### PROVIDED RECORDS
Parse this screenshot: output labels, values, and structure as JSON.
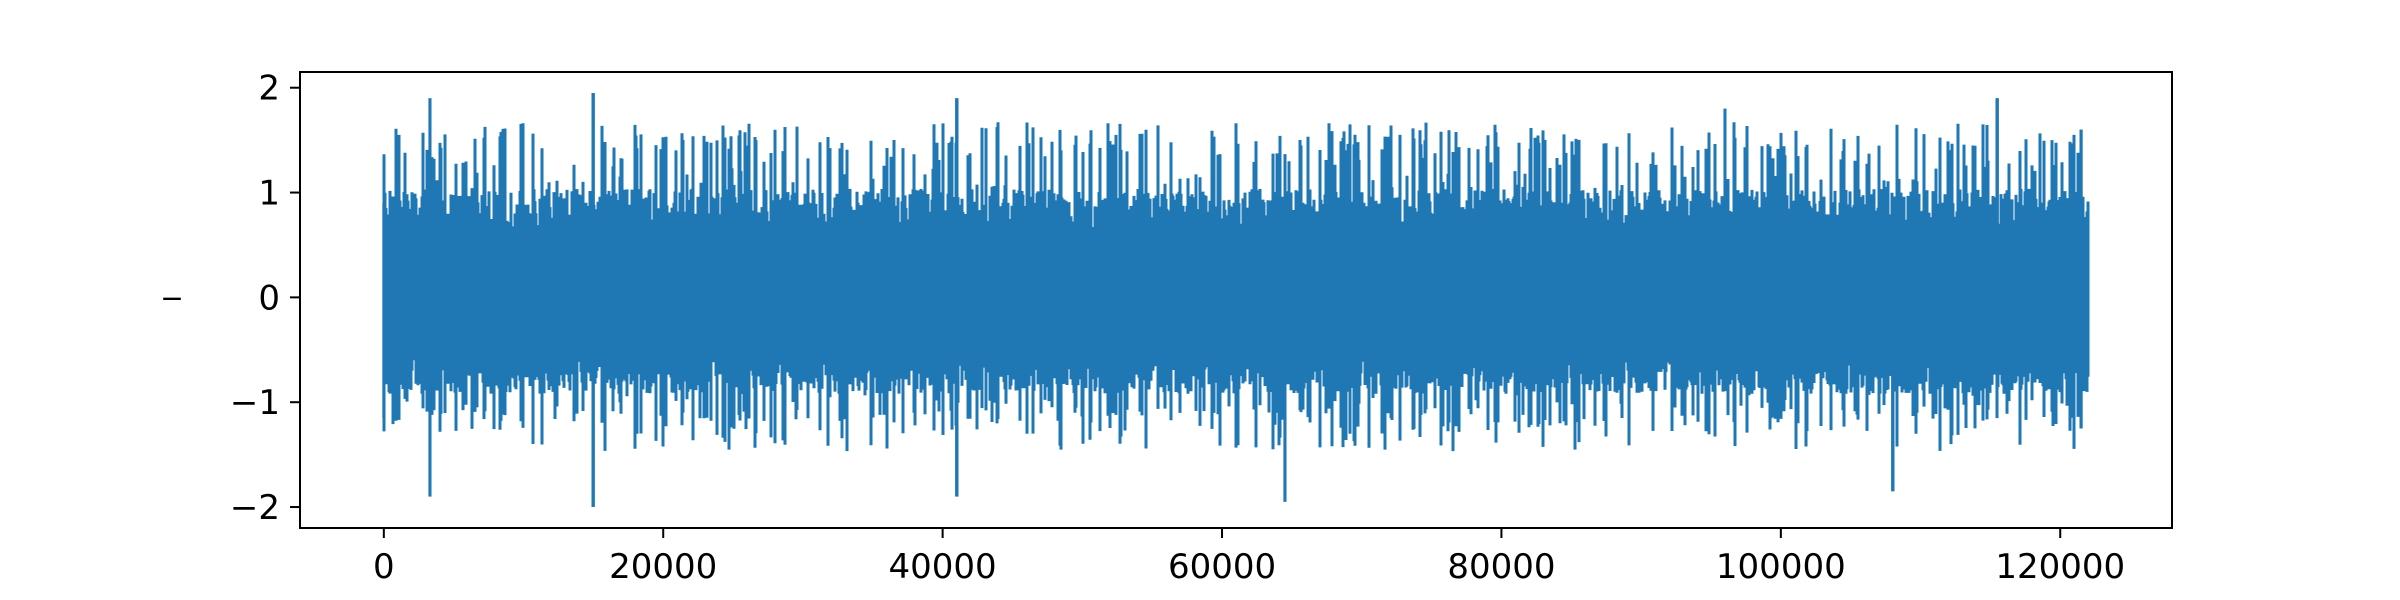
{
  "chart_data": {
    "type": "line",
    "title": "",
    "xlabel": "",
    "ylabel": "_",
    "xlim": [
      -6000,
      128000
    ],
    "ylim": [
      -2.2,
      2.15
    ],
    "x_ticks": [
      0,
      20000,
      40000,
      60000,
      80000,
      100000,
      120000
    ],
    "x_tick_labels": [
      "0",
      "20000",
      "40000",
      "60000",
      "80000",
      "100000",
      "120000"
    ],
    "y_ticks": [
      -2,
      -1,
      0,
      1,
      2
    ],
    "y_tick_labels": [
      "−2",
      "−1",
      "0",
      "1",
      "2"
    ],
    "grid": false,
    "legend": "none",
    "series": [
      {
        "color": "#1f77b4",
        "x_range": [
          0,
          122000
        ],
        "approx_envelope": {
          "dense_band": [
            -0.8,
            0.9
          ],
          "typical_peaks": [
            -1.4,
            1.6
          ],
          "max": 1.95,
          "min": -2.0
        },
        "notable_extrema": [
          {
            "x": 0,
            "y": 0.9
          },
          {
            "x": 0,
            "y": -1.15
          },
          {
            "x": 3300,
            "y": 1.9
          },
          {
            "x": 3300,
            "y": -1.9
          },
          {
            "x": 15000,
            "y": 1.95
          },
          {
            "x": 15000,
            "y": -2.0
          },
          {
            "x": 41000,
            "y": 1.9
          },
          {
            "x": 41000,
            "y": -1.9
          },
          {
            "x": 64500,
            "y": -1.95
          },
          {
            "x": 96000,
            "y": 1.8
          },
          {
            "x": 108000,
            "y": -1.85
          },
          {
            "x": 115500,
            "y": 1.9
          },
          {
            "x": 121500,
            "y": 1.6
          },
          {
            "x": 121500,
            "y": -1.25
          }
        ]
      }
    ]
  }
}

### THE TASK
Print all entries exactly. The images do not belong in the copy.

### CORRECT RESPONSE
Parse this screenshot: output labels, values, and structure as JSON.
{
  "chart_data": {
    "type": "line",
    "title": "",
    "xlabel": "",
    "ylabel": "_",
    "xlim": [
      -6000,
      128000
    ],
    "ylim": [
      -2.2,
      2.15
    ],
    "x_ticks": [
      0,
      20000,
      40000,
      60000,
      80000,
      100000,
      120000
    ],
    "x_tick_labels": [
      "0",
      "20000",
      "40000",
      "60000",
      "80000",
      "100000",
      "120000"
    ],
    "y_ticks": [
      -2,
      -1,
      0,
      1,
      2
    ],
    "y_tick_labels": [
      "−2",
      "−1",
      "0",
      "1",
      "2"
    ],
    "grid": false,
    "legend": "none",
    "series": [
      {
        "color": "#1f77b4",
        "x_range": [
          0,
          122000
        ],
        "approx_envelope": {
          "dense_band": [
            -0.8,
            0.9
          ],
          "typical_peaks": [
            -1.4,
            1.6
          ],
          "max": 1.95,
          "min": -2.0
        },
        "notable_extrema": [
          {
            "x": 0,
            "y": 0.9
          },
          {
            "x": 0,
            "y": -1.15
          },
          {
            "x": 3300,
            "y": 1.9
          },
          {
            "x": 3300,
            "y": -1.9
          },
          {
            "x": 15000,
            "y": 1.95
          },
          {
            "x": 15000,
            "y": -2.0
          },
          {
            "x": 41000,
            "y": 1.9
          },
          {
            "x": 41000,
            "y": -1.9
          },
          {
            "x": 64500,
            "y": -1.95
          },
          {
            "x": 96000,
            "y": 1.8
          },
          {
            "x": 108000,
            "y": -1.85
          },
          {
            "x": 115500,
            "y": 1.9
          },
          {
            "x": 121500,
            "y": 1.6
          },
          {
            "x": 121500,
            "y": -1.25
          }
        ]
      }
    ]
  }
}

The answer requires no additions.